WHAT YOU ARE ASKED TO DO -> Restate the records below word for word, and omit the images they hold.

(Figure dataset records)

════════════════════

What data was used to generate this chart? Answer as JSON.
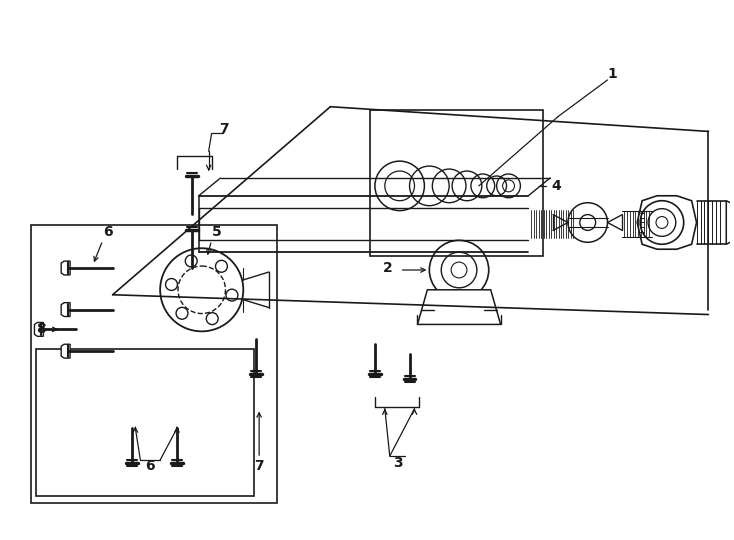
{
  "bg_color": "#ffffff",
  "line_color": "#1a1a1a",
  "figure_width": 7.34,
  "figure_height": 5.4,
  "dpi": 100,
  "font_size": 10,
  "font_weight": "bold"
}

════════════════════

WRITTEN ANSWER ->
What data was used to generate this chart? Answer as JSON.
{
  "bg_color": "#ffffff",
  "line_color": "#1a1a1a",
  "figure_width": 7.34,
  "figure_height": 5.4,
  "dpi": 100,
  "font_size": 10,
  "font_weight": "bold"
}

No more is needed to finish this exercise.